[Start INPUT]

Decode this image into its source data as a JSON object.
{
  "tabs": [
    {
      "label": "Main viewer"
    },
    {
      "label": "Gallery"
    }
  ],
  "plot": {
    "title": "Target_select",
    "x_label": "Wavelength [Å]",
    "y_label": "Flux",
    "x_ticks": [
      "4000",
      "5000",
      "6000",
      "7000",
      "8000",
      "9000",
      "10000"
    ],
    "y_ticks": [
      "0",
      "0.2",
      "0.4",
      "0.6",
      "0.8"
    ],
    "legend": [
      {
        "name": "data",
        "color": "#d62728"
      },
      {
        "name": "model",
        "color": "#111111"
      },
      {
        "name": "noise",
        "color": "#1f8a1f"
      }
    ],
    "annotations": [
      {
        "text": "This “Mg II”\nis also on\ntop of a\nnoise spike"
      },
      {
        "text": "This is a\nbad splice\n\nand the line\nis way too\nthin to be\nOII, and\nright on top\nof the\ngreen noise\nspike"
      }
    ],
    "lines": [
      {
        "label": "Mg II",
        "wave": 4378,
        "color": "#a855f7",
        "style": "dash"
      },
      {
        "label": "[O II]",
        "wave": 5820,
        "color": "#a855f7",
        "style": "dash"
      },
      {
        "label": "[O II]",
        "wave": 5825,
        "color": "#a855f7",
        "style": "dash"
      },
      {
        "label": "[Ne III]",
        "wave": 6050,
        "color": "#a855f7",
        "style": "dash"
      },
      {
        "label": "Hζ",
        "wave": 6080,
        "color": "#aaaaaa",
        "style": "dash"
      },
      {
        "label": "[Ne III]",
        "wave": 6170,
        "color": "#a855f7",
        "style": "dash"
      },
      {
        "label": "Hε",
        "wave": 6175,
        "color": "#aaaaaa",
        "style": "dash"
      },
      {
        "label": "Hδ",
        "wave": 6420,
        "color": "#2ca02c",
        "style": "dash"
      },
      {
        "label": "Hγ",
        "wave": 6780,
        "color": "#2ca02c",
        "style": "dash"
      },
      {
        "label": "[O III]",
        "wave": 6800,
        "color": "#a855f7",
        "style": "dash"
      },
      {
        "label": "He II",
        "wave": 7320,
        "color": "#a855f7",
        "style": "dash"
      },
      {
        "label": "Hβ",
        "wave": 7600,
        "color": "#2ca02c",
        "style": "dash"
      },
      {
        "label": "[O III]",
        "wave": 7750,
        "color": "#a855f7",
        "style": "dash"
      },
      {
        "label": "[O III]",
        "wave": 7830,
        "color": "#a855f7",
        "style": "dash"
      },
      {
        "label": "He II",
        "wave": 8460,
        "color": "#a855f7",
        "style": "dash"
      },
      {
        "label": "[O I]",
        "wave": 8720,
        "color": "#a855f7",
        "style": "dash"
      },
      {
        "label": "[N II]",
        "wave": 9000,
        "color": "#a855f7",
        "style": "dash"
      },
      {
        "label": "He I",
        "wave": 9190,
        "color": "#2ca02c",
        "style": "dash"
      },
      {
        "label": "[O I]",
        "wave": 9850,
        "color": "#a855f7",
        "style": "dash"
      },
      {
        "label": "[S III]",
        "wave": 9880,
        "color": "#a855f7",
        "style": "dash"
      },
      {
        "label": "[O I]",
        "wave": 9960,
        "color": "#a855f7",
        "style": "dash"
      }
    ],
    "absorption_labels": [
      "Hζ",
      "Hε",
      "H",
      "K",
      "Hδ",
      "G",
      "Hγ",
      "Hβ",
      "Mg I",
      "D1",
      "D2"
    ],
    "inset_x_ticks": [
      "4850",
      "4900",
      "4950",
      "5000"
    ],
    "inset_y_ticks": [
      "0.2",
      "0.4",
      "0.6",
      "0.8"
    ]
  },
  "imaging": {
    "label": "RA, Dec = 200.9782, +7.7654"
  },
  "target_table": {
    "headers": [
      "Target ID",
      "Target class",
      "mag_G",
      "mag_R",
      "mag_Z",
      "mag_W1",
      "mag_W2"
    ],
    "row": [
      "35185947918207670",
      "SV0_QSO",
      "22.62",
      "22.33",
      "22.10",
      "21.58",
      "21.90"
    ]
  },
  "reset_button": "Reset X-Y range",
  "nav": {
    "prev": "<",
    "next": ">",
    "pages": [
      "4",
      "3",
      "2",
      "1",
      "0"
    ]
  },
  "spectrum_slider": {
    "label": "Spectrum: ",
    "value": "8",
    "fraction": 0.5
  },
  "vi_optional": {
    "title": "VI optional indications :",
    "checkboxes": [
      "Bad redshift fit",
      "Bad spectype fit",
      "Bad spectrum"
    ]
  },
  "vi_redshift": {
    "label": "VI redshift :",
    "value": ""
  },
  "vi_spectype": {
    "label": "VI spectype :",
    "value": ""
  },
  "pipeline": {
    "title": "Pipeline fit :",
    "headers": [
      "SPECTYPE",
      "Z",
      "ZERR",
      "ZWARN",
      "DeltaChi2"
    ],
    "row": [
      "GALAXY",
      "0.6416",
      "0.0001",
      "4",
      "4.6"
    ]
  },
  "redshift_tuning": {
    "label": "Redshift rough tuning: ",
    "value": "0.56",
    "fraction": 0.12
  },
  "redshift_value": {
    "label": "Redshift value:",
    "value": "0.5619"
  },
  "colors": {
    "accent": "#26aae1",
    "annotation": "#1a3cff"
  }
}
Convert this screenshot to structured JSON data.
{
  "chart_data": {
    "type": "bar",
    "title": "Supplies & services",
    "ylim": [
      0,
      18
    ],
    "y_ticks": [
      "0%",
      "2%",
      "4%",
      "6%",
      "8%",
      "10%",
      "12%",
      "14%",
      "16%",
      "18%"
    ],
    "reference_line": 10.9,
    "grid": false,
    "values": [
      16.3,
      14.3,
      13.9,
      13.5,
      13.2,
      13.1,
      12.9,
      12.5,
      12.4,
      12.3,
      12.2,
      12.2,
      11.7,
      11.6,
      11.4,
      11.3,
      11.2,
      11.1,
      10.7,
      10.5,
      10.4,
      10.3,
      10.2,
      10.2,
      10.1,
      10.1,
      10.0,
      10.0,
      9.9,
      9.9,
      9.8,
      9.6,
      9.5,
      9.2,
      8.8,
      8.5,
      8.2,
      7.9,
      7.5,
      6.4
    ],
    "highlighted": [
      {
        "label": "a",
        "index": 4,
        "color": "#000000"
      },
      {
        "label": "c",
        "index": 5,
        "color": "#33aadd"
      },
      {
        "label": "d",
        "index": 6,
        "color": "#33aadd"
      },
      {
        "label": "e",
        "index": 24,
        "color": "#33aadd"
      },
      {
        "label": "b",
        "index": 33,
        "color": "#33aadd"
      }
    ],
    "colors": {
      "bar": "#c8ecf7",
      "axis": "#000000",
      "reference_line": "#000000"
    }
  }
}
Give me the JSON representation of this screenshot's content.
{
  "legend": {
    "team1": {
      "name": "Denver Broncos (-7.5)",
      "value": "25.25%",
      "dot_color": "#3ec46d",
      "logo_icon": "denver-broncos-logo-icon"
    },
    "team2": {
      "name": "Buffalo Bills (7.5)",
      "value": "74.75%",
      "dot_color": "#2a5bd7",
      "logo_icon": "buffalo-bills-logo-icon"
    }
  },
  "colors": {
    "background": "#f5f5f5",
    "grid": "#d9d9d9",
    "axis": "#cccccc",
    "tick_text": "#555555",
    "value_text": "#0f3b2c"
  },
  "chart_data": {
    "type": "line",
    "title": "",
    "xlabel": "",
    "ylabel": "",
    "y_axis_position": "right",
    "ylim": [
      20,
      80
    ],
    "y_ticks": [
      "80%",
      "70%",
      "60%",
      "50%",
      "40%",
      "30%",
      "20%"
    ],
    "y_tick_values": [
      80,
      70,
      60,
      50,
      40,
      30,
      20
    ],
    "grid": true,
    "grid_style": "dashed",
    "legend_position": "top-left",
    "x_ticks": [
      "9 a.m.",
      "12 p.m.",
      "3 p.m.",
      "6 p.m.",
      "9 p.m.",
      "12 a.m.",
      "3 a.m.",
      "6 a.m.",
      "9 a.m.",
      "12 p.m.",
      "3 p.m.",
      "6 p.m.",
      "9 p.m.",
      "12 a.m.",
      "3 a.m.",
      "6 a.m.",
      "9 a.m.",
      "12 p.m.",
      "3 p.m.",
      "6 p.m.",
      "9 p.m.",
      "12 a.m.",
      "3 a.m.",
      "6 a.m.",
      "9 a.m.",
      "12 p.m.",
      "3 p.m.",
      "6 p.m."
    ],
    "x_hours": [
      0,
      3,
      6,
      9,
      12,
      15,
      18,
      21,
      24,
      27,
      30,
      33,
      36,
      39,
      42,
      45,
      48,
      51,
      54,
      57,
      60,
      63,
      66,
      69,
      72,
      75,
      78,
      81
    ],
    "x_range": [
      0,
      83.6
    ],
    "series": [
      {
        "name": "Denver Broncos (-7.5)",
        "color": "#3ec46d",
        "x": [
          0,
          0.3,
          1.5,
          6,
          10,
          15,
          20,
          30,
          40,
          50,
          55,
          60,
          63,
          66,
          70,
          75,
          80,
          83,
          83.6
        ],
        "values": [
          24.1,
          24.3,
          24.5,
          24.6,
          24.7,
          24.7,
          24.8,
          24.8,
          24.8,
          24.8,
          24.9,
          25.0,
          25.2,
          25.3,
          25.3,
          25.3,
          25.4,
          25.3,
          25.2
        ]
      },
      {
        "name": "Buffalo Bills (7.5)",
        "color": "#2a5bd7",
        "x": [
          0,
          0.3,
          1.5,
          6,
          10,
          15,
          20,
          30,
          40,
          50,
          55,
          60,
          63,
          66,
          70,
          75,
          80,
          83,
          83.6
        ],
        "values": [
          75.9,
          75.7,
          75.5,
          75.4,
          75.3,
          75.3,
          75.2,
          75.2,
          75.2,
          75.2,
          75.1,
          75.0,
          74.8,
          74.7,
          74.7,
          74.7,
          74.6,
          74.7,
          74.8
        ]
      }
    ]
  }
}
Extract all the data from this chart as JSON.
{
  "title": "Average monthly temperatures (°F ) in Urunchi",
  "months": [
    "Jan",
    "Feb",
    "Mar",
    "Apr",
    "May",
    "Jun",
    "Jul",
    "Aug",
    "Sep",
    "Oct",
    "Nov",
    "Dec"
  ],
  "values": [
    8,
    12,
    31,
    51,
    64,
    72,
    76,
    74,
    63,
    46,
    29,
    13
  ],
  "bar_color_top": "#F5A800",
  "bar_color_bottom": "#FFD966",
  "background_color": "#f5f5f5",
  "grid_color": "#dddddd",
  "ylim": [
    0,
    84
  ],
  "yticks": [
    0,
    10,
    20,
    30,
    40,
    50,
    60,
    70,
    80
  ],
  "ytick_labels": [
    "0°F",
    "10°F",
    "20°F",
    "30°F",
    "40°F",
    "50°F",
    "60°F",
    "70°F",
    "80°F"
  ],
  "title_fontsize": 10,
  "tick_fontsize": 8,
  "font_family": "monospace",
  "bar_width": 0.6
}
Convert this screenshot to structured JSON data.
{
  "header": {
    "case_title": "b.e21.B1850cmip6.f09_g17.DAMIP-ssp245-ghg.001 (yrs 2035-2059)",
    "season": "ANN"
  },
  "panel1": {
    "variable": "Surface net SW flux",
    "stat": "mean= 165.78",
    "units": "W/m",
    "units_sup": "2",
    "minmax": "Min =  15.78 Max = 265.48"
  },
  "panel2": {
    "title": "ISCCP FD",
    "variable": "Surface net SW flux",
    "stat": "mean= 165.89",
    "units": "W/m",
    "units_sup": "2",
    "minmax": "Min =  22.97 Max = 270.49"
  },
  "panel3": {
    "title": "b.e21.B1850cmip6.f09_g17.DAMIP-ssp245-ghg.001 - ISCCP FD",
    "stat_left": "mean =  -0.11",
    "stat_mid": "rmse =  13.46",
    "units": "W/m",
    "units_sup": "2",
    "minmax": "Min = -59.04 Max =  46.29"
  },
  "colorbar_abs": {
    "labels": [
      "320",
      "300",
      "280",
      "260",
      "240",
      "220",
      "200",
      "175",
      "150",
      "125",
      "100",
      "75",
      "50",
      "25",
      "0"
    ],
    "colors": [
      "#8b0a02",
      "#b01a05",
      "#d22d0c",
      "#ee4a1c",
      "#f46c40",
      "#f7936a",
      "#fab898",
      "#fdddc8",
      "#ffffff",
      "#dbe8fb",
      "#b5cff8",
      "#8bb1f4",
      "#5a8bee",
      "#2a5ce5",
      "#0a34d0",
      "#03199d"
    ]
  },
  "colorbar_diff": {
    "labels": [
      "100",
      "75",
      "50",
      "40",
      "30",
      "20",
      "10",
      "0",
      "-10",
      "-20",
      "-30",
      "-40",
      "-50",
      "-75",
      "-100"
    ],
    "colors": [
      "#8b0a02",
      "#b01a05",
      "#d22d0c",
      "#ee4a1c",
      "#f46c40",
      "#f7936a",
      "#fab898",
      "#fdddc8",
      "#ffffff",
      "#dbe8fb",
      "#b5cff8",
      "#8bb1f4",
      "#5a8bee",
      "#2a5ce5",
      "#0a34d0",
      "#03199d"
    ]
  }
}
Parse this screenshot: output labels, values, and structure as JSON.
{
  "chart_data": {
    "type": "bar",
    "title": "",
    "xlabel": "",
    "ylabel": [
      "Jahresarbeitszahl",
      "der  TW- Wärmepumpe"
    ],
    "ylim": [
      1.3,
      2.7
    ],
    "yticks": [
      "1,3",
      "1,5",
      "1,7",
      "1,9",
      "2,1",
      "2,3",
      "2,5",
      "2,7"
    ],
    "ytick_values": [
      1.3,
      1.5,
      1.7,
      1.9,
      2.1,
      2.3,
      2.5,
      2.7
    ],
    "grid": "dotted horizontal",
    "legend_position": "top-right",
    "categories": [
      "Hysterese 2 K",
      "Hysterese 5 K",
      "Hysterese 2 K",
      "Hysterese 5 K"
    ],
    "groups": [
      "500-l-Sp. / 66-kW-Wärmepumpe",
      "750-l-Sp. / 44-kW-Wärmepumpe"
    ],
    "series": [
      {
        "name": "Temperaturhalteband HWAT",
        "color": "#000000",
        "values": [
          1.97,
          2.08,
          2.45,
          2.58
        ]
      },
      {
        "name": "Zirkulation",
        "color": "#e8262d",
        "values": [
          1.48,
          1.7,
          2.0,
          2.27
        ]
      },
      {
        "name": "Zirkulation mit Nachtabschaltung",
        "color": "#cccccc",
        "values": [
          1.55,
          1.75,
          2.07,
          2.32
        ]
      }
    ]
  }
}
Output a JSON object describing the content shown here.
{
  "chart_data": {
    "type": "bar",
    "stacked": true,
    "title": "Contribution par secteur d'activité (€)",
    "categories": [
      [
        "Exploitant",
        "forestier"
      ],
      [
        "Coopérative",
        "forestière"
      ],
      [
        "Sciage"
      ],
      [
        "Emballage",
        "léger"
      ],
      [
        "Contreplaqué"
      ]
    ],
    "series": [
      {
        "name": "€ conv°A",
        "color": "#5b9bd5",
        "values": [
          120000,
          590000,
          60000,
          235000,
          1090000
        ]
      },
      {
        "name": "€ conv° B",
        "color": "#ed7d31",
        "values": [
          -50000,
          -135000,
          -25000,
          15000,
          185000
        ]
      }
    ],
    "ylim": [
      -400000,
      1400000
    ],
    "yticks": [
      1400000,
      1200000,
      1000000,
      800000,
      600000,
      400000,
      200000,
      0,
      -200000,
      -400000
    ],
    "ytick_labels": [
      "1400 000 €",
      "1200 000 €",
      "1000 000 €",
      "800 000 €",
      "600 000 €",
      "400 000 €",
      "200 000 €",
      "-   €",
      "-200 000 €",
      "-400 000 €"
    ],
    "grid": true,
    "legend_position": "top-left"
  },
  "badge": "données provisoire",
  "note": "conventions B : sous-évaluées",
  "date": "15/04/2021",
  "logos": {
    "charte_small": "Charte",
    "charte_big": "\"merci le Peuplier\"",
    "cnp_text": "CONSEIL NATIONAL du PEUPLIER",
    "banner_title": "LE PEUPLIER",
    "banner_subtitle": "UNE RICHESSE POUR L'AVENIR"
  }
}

[End INPUT]

GIVEN REQUEST → Look through the entries above; copy each line where the string "screenshot" appears.

FINAL ANSWER →
Convert this screenshot to structured JSON data.
Give me the JSON representation of this screenshot's content.
Convert this screenshot to structured JSON data.
Parse this screenshot: output labels, values, and structure as JSON.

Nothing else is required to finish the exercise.